-- YOUR GOAL --
Restate the listing that follows word for word, without its pictures.

##### RECORDED DATA

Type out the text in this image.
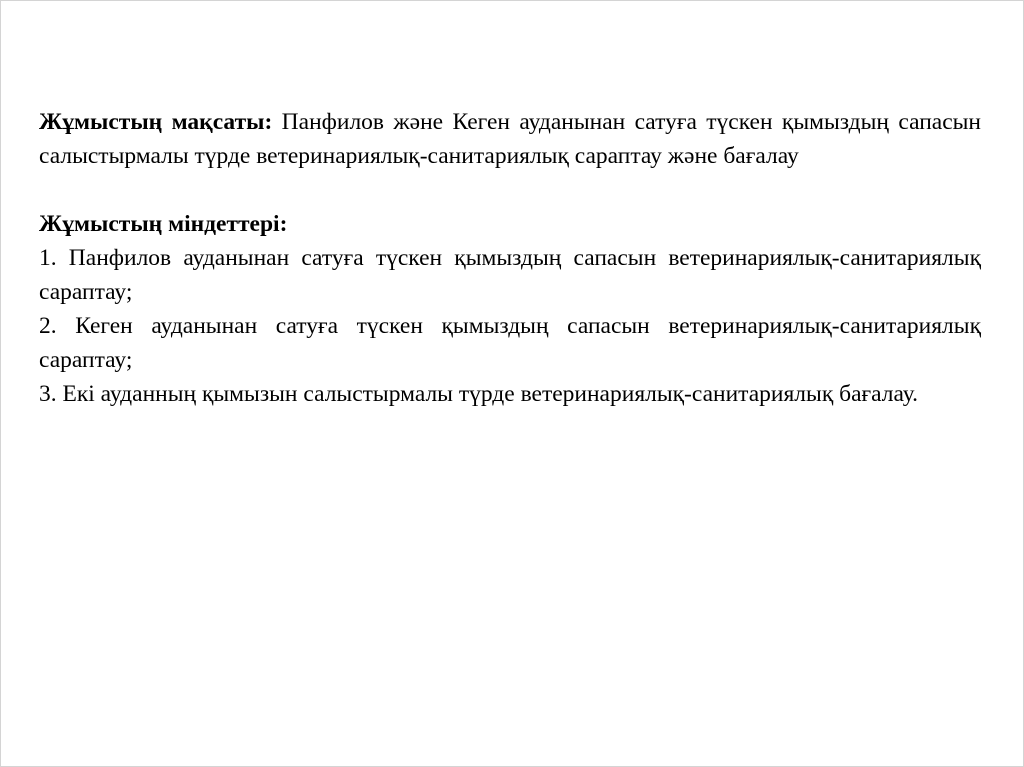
Жұмыстың мақсаты: Панфилов және Кеген ауданынан сатуға түскен қымыздың сапасын салыстырмалы түрде ветеринариялық-санитариялық сараптау және бағалау

Жұмыстың міндеттері:

1. Панфилов ауданынан сатуға түскен қымыздың сапасын ветеринариялық-санитариялық сараптау;

2. Кеген ауданынан сатуға түскен қымыздың сапасын ветеринариялық-санитариялық сараптау;

3. Екі ауданның қымызын салыстырмалы түрде ветеринариялық-санитариялық бағалау.
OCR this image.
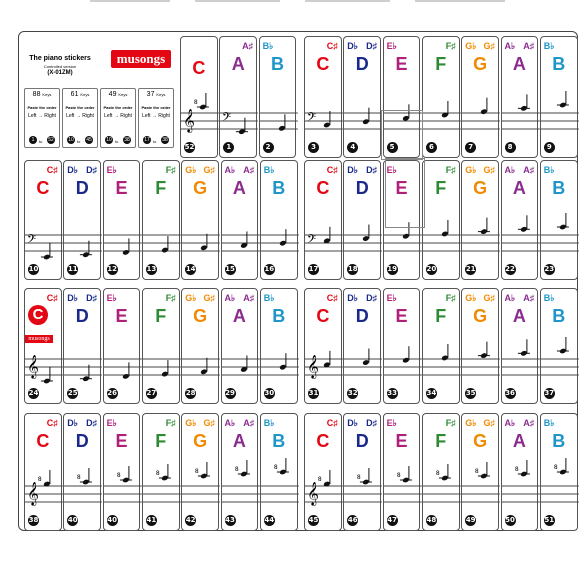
The piano stickers
Controlled version
(X-01ZM)
musongs
88 Keys
Paste the order
Left → Right
1	to 52
61 Keys
Paste the order
Left → Right
10 to 45
49 Keys
Paste the order
Left → Right
10 to 38
37 Keys
Paste the order
Left → Right
17 to 38
C
𝄞
8
52
A
A♯
𝄢
1
B
B♭
2
C
C♯
𝄢
3
D
D♭ D♯
4
E
E♭
5
F
F♯
6
G
G♭ G♯
7
A
A♭ A♯
8
B
B♭
9
C
C♯
𝄢
10
D
D♭ D♯
11
E
E♭
12
F
F♯
13
G
G♭ G♯
14
A
A♭ A♯
15
B
B♭
16
C
C♯
𝄢
17
D
D♭ D♯
18
E
E♭
19
F
F♯
20
G
G♭ G♯
21
A
A♭ A♯
22
B
B♭
23
C♯
𝄞
24
D
D♭ D♯
25
E
E♭
26
F
F♯
27
G
G♭ G♯
28
A
A♭ A♯
29
B
B♭
30
C
C♯
𝄞
31
D
D♭ D♯
32
E
E♭
33
F
F♯
34
G
G♭ G♯
35
A
A♭ A♯
36
B
B♭
37
C
C♯
𝄞
8
38
D
D♭ D♯
8
40
E
E♭
8
40
F
F♯
8
41
G
G♭ G♯
8
42
A
A♭ A♯
8
43
B
B♭
8
44
C
C♯
𝄞
8
45
D
D♭ D♯
8
46
E
E♭
8
47
F
F♯
8
48
G
G♭ G♯
8
49
A
A♭ A♯
8
50
B
B♭
8
51
C
musongs
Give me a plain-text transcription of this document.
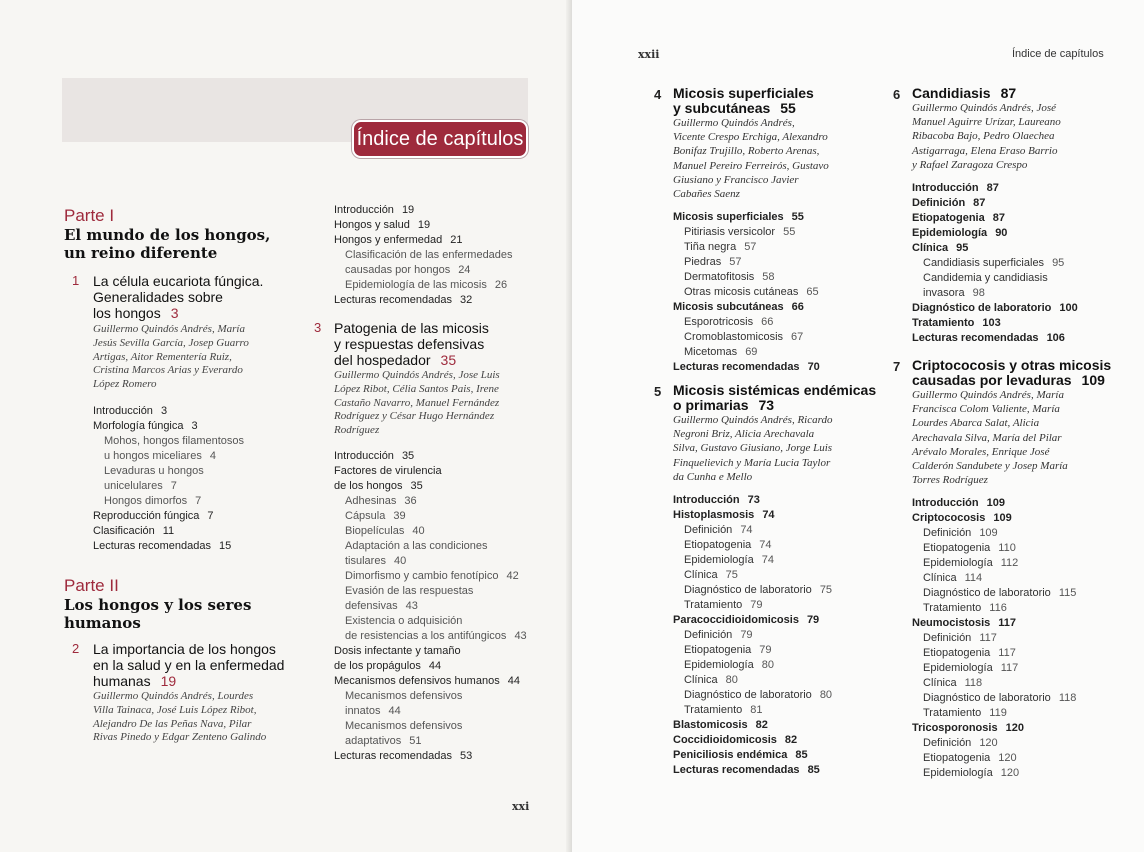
Índice de capítulos
Parte I
El mundo de los hongos,
un reino diferente
1 La célula eucariota fúngica.
Generalidades sobre
los hongos 3
Guillermo Quindós Andrés, María
Jesús Sevilla García, Josep Guarro
Artigas, Aitor Rementería Ruiz,
Cristina Marcos Arias y Everardo
López Romero
Introducción 3
Morfología fúngica 3
Mohos, hongos filamentosos
u hongos miceliares 4
Levaduras u hongos
unicelulares 7
Hongos dimorfos 7
Reproducción fúngica 7
Clasificación 11
Lecturas recomendadas 15
Parte II
Los hongos y los seres
humanos
2 La importancia de los hongos
en la salud y en la enfermedad
humanas 19
Guillermo Quindós Andrés, Lourdes
Villa Tainaca, José Luis López Ribot,
Alejandro De las Peñas Nava, Pilar
Rivas Pinedo y Edgar Zenteno Galindo
Introducción 19
Hongos y salud 19
Hongos y enfermedad 21
Clasificación de las enfermedades
causadas por hongos 24
Epidemiología de las micosis 26
Lecturas recomendadas 32
3 Patogenia de las micosis
y respuestas defensivas
del hospedador 35
Guillermo Quindós Andrés, Jose Luis
López Ribot, Célia Santos Pais, Irene
Castaño Navarro, Manuel Fernández
Rodríguez y César Hugo Hernández
Rodríguez
Introducción 35
Factores de virulencia
de los hongos 35
Adhesinas 36
Cápsula 39
Biopelículas 40
Adaptación a las condiciones
tisulares 40
Dimorfismo y cambio fenotípico 42
Evasión de las respuestas
defensivas 43
Existencia o adquisición
de resistencias a los antifúngicos 43
Dosis infectante y tamaño
de los propágulos 44
Mecanismos defensivos humanos 44
Mecanismos defensivos
innatos 44
Mecanismos defensivos
adaptativos 51
Lecturas recomendadas 53
xxi
xxii	Índice de capítulos
4 Micosis superficiales
y subcutáneas 55
Guillermo Quindós Andrés,
Vicente Crespo Erchiga, Alexandro
Bonifaz Trujillo, Roberto Arenas,
Manuel Pereiro Ferreirós, Gustavo
Giusiano y Francisco Javier
Cabañes Saenz
Micosis superficiales 55
Pitiriasis versicolor 55
Tiña negra 57
Piedras 57
Dermatofitosis 58
Otras micosis cutáneas 65
Micosis subcutáneas 66
Esporotricosis 66
Cromoblastomicosis 67
Micetomas 69
Lecturas recomendadas 70
5 Micosis sistémicas endémicas
o primarias 73
Guillermo Quindós Andrés, Ricardo
Negroni Briz, Alicia Arechavala
Silva, Gustavo Giusiano, Jorge Luis
Finquelievich y María Lucia Taylor
da Cunha e Mello
Introducción 73
Histoplasmosis 74
Definición 74
Etiopatogenia 74
Epidemiología 74
Clínica 75
Diagnóstico de laboratorio 75
Tratamiento 79
Paracoccidioidomicosis 79
Definición 79
Etiopatogenia 79
Epidemiología 80
Clínica 80
Diagnóstico de laboratorio 80
Tratamiento 81
Blastomicosis 82
Coccidioidomicosis 82
Peniciliosis endémica 85
Lecturas recomendadas 85
6 Candidiasis 87
Guillermo Quindós Andrés, José
Manuel Aguirre Urízar, Laureano
Ribacoba Bajo, Pedro Olaechea
Astigarraga, Elena Eraso Barrio
y Rafael Zaragoza Crespo
Introducción 87
Definición 87
Etiopatogenia 87
Epidemiología 90
Clínica 95
Candidiasis superficiales 95
Candidemia y candidiasis
invasora 98
Diagnóstico de laboratorio 100
Tratamiento 103
Lecturas recomendadas 106
7 Criptococosis y otras micosis
causadas por levaduras 109
Guillermo Quindós Andrés, María
Francisca Colom Valiente, María
Lourdes Abarca Salat, Alicia
Arechavala Silva, María del Pilar
Arévalo Morales, Enrique José
Calderón Sandubete y Josep María
Torres Rodríguez
Introducción 109
Criptococosis 109
Definición 109
Etiopatogenia 110
Epidemiología 112
Clínica 114
Diagnóstico de laboratorio 115
Tratamiento 116
Neumocistosis 117
Definición 117
Etiopatogenia 117
Epidemiología 117
Clínica 118
Diagnóstico de laboratorio 118
Tratamiento 119
Tricosporonosis 120
Definición 120
Etiopatogenia 120
Epidemiología 120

##########

-- FINISHED EXERCISE --
Type out the text in this image.
Жұмыстың мақсаты: Панфилов және Кеген ауданынан сатуға түскен қымыздың сапасын салыстырмалы түрде ветеринариялық-санитариялық сараптау және бағалау

Жұмыстың міндеттері:

1. Панфилов ауданынан сатуға түскен қымыздың сапасын ветеринариялық-санитариялық сараптау;

2. Кеген ауданынан сатуға түскен қымыздың сапасын ветеринариялық-санитариялық сараптау;

3. Екі ауданның қымызын салыстырмалы түрде ветеринариялық-санитариялық бағалау.
OCR this image.
The piano stickers
Controlled version
(X-01ZM)
musongs
88 Keys
Paste the order
Left → Right
1	to 52
61 Keys
Paste the order
Left → Right
10 to 45
49 Keys
Paste the order
Left → Right
10 to 38
37 Keys
Paste the order
Left → Right
17 to 38
C
𝄞
8
52
A
A♯
𝄢
1
B
B♭
2
C
C♯
𝄢
3
D
D♭ D♯
4
E
E♭
5
F
F♯
6
G
G♭ G♯
7
A
A♭ A♯
8
B
B♭
9
C
C♯
𝄢
10
D
D♭ D♯
11
E
E♭
12
F
F♯
13
G
G♭ G♯
14
A
A♭ A♯
15
B
B♭
16
C
C♯
𝄢
17
D
D♭ D♯
18
E
E♭
19
F
F♯
20
G
G♭ G♯
21
A
A♭ A♯
22
B
B♭
23
C♯
𝄞
24
D
D♭ D♯
25
E
E♭
26
F
F♯
27
G
G♭ G♯
28
A
A♭ A♯
29
B
B♭
30
C
C♯
𝄞
31
D
D♭ D♯
32
E
E♭
33
F
F♯
34
G
G♭ G♯
35
A
A♭ A♯
36
B
B♭
37
C
C♯
𝄞
8
38
D
D♭ D♯
8
40
E
E♭
8
40
F
F♯
8
41
G
G♭ G♯
8
42
A
A♭ A♯
8
43
B
B♭
8
44
C
C♯
𝄞
8
45
D
D♭ D♯
8
46
E
E♭
8
47
F
F♯
8
48
G
G♭ G♯
8
49
A
A♭ A♯
8
50
B
B♭
8
51
C
musongs
Give me a plain-text transcription of this document.
Índice de capítulos
Parte I
El mundo de los hongos,
un reino diferente
1 La célula eucariota fúngica.
Generalidades sobre
los hongos 3
Guillermo Quindós Andrés, María
Jesús Sevilla García, Josep Guarro
Artigas, Aitor Rementería Ruiz,
Cristina Marcos Arias y Everardo
López Romero
Introducción 3
Morfología fúngica 3
Mohos, hongos filamentosos
u hongos miceliares 4
Levaduras u hongos
unicelulares 7
Hongos dimorfos 7
Reproducción fúngica 7
Clasificación 11
Lecturas recomendadas 15
Parte II
Los hongos y los seres
humanos
2 La importancia de los hongos
en la salud y en la enfermedad
humanas 19
Guillermo Quindós Andrés, Lourdes
Villa Tainaca, José Luis López Ribot,
Alejandro De las Peñas Nava, Pilar
Rivas Pinedo y Edgar Zenteno Galindo
Introducción 19
Hongos y salud 19
Hongos y enfermedad 21
Clasificación de las enfermedades
causadas por hongos 24
Epidemiología de las micosis 26
Lecturas recomendadas 32
3 Patogenia de las micosis
y respuestas defensivas
del hospedador 35
Guillermo Quindós Andrés, Jose Luis
López Ribot, Célia Santos Pais, Irene
Castaño Navarro, Manuel Fernández
Rodríguez y César Hugo Hernández
Rodríguez
Introducción 35
Factores de virulencia
de los hongos 35
Adhesinas 36
Cápsula 39
Biopelículas 40
Adaptación a las condiciones
tisulares 40
Dimorfismo y cambio fenotípico 42
Evasión de las respuestas
defensivas 43
Existencia o adquisición
de resistencias a los antifúngicos 43
Dosis infectante y tamaño
de los propágulos 44
Mecanismos defensivos humanos 44
Mecanismos defensivos
innatos 44
Mecanismos defensivos
adaptativos 51
Lecturas recomendadas 53
xxi
xxii	Índice de capítulos
4 Micosis superficiales
y subcutáneas 55
Guillermo Quindós Andrés,
Vicente Crespo Erchiga, Alexandro
Bonifaz Trujillo, Roberto Arenas,
Manuel Pereiro Ferreirós, Gustavo
Giusiano y Francisco Javier
Cabañes Saenz
Micosis superficiales 55
Pitiriasis versicolor 55
Tiña negra 57
Piedras 57
Dermatofitosis 58
Otras micosis cutáneas 65
Micosis subcutáneas 66
Esporotricosis 66
Cromoblastomicosis 67
Micetomas 69
Lecturas recomendadas 70
5 Micosis sistémicas endémicas
o primarias 73
Guillermo Quindós Andrés, Ricardo
Negroni Briz, Alicia Arechavala
Silva, Gustavo Giusiano, Jorge Luis
Finquelievich y María Lucia Taylor
da Cunha e Mello
Introducción 73
Histoplasmosis 74
Definición 74
Etiopatogenia 74
Epidemiología 74
Clínica 75
Diagnóstico de laboratorio 75
Tratamiento 79
Paracoccidioidomicosis 79
Definición 79
Etiopatogenia 79
Epidemiología 80
Clínica 80
Diagnóstico de laboratorio 80
Tratamiento 81
Blastomicosis 82
Coccidioidomicosis 82
Peniciliosis endémica 85
Lecturas recomendadas 85
6 Candidiasis 87
Guillermo Quindós Andrés, José
Manuel Aguirre Urízar, Laureano
Ribacoba Bajo, Pedro Olaechea
Astigarraga, Elena Eraso Barrio
y Rafael Zaragoza Crespo
Introducción 87
Definición 87
Etiopatogenia 87
Epidemiología 90
Clínica 95
Candidiasis superficiales 95
Candidemia y candidiasis
invasora 98
Diagnóstico de laboratorio 100
Tratamiento 103
Lecturas recomendadas 106
7 Criptococosis y otras micosis
causadas por levaduras 109
Guillermo Quindós Andrés, María
Francisca Colom Valiente, María
Lourdes Abarca Salat, Alicia
Arechavala Silva, María del Pilar
Arévalo Morales, Enrique José
Calderón Sandubete y Josep María
Torres Rodríguez
Introducción 109
Criptococosis 109
Definición 109
Etiopatogenia 110
Epidemiología 112
Clínica 114
Diagnóstico de laboratorio 115
Tratamiento 116
Neumocistosis 117
Definición 117
Etiopatogenia 117
Epidemiología 117
Clínica 118
Diagnóstico de laboratorio 118
Tratamiento 119
Tricosporonosis 120
Definición 120
Etiopatogenia 120
Epidemiología 120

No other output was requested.